The exercise: Beneath this sentence is a set of records; write each of them out exactly.

Collected data entries:

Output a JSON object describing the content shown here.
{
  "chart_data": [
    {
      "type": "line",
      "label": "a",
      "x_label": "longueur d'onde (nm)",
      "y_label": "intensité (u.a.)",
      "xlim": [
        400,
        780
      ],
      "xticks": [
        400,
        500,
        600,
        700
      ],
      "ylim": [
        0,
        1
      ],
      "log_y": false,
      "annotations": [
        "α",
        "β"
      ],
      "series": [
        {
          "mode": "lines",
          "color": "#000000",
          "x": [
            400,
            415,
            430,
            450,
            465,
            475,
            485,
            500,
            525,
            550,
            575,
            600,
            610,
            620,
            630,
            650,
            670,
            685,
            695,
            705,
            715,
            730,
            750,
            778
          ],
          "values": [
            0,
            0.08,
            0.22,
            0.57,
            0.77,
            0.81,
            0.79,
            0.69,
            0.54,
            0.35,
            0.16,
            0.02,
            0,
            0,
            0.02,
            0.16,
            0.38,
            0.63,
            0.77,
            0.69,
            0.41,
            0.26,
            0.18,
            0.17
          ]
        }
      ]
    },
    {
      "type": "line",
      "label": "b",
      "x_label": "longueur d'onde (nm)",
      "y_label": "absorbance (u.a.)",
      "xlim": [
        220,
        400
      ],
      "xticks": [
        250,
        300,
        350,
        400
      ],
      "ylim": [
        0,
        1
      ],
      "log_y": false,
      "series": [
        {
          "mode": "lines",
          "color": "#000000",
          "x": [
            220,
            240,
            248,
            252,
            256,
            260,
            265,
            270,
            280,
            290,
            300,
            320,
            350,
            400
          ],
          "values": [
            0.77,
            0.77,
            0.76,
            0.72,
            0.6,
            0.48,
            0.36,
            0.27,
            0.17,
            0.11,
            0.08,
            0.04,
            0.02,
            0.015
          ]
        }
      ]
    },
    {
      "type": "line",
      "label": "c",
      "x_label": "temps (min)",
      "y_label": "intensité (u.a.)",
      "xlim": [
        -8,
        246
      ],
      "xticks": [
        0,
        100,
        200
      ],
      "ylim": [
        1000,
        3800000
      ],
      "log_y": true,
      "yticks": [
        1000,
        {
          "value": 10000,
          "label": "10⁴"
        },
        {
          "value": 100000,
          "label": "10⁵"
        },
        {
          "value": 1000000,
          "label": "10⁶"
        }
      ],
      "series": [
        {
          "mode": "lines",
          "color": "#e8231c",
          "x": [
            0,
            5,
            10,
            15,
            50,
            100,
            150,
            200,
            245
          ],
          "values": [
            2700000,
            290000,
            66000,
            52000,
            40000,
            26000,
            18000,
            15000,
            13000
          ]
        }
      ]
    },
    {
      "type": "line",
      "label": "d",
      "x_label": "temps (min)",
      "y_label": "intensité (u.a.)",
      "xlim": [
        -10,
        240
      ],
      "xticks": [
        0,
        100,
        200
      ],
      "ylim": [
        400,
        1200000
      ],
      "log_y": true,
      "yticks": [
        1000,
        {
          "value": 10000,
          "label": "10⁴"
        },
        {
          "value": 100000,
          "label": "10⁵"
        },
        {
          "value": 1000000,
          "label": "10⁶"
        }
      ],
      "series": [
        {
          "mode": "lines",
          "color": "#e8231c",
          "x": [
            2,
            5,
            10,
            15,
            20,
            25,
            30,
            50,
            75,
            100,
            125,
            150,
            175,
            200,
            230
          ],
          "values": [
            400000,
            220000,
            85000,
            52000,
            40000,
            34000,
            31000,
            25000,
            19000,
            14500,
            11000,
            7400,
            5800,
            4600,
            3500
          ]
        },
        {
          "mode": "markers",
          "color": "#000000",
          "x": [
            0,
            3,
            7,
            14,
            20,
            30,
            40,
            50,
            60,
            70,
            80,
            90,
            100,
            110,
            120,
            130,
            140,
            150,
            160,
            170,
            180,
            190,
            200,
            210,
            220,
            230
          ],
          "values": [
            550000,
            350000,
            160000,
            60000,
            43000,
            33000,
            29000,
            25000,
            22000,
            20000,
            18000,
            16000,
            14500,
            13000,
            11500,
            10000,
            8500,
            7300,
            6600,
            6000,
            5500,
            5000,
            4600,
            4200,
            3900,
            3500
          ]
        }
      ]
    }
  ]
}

Reply to the task:
Output a JSON object describing the content shown here.
{
  "chart_data": [
    {
      "type": "line",
      "label": "a",
      "x_label": "longueur d'onde (nm)",
      "y_label": "intensité (u.a.)",
      "xlim": [
        400,
        780
      ],
      "xticks": [
        400,
        500,
        600,
        700
      ],
      "ylim": [
        0,
        1
      ],
      "log_y": false,
      "annotations": [
        "α",
        "β"
      ],
      "series": [
        {
          "mode": "lines",
          "color": "#000000",
          "x": [
            400,
            415,
            430,
            450,
            465,
            475,
            485,
            500,
            525,
            550,
            575,
            600,
            610,
            620,
            630,
            650,
            670,
            685,
            695,
            705,
            715,
            730,
            750,
            778
          ],
          "values": [
            0,
            0.08,
            0.22,
            0.57,
            0.77,
            0.81,
            0.79,
            0.69,
            0.54,
            0.35,
            0.16,
            0.02,
            0,
            0,
            0.02,
            0.16,
            0.38,
            0.63,
            0.77,
            0.69,
            0.41,
            0.26,
            0.18,
            0.17
          ]
        }
      ]
    },
    {
      "type": "line",
      "label": "b",
      "x_label": "longueur d'onde (nm)",
      "y_label": "absorbance (u.a.)",
      "xlim": [
        220,
        400
      ],
      "xticks": [
        250,
        300,
        350,
        400
      ],
      "ylim": [
        0,
        1
      ],
      "log_y": false,
      "series": [
        {
          "mode": "lines",
          "color": "#000000",
          "x": [
            220,
            240,
            248,
            252,
            256,
            260,
            265,
            270,
            280,
            290,
            300,
            320,
            350,
            400
          ],
          "values": [
            0.77,
            0.77,
            0.76,
            0.72,
            0.6,
            0.48,
            0.36,
            0.27,
            0.17,
            0.11,
            0.08,
            0.04,
            0.02,
            0.015
          ]
        }
      ]
    },
    {
      "type": "line",
      "label": "c",
      "x_label": "temps (min)",
      "y_label": "intensité (u.a.)",
      "xlim": [
        -8,
        246
      ],
      "xticks": [
        0,
        100,
        200
      ],
      "ylim": [
        1000,
        3800000
      ],
      "log_y": true,
      "yticks": [
        1000,
        {
          "value": 10000,
          "label": "10⁴"
        },
        {
          "value": 100000,
          "label": "10⁵"
        },
        {
          "value": 1000000,
          "label": "10⁶"
        }
      ],
      "series": [
        {
          "mode": "lines",
          "color": "#e8231c",
          "x": [
            0,
            5,
            10,
            15,
            50,
            100,
            150,
            200,
            245
          ],
          "values": [
            2700000,
            290000,
            66000,
            52000,
            40000,
            26000,
            18000,
            15000,
            13000
          ]
        }
      ]
    },
    {
      "type": "line",
      "label": "d",
      "x_label": "temps (min)",
      "y_label": "intensité (u.a.)",
      "xlim": [
        -10,
        240
      ],
      "xticks": [
        0,
        100,
        200
      ],
      "ylim": [
        400,
        1200000
      ],
      "log_y": true,
      "yticks": [
        1000,
        {
          "value": 10000,
          "label": "10⁴"
        },
        {
          "value": 100000,
          "label": "10⁵"
        },
        {
          "value": 1000000,
          "label": "10⁶"
        }
      ],
      "series": [
        {
          "mode": "lines",
          "color": "#e8231c",
          "x": [
            2,
            5,
            10,
            15,
            20,
            25,
            30,
            50,
            75,
            100,
            125,
            150,
            175,
            200,
            230
          ],
          "values": [
            400000,
            220000,
            85000,
            52000,
            40000,
            34000,
            31000,
            25000,
            19000,
            14500,
            11000,
            7400,
            5800,
            4600,
            3500
          ]
        },
        {
          "mode": "markers",
          "color": "#000000",
          "x": [
            0,
            3,
            7,
            14,
            20,
            30,
            40,
            50,
            60,
            70,
            80,
            90,
            100,
            110,
            120,
            130,
            140,
            150,
            160,
            170,
            180,
            190,
            200,
            210,
            220,
            230
          ],
          "values": [
            550000,
            350000,
            160000,
            60000,
            43000,
            33000,
            29000,
            25000,
            22000,
            20000,
            18000,
            16000,
            14500,
            13000,
            11500,
            10000,
            8500,
            7300,
            6600,
            6000,
            5500,
            5000,
            4600,
            4200,
            3900,
            3500
          ]
        }
      ]
    }
  ]
}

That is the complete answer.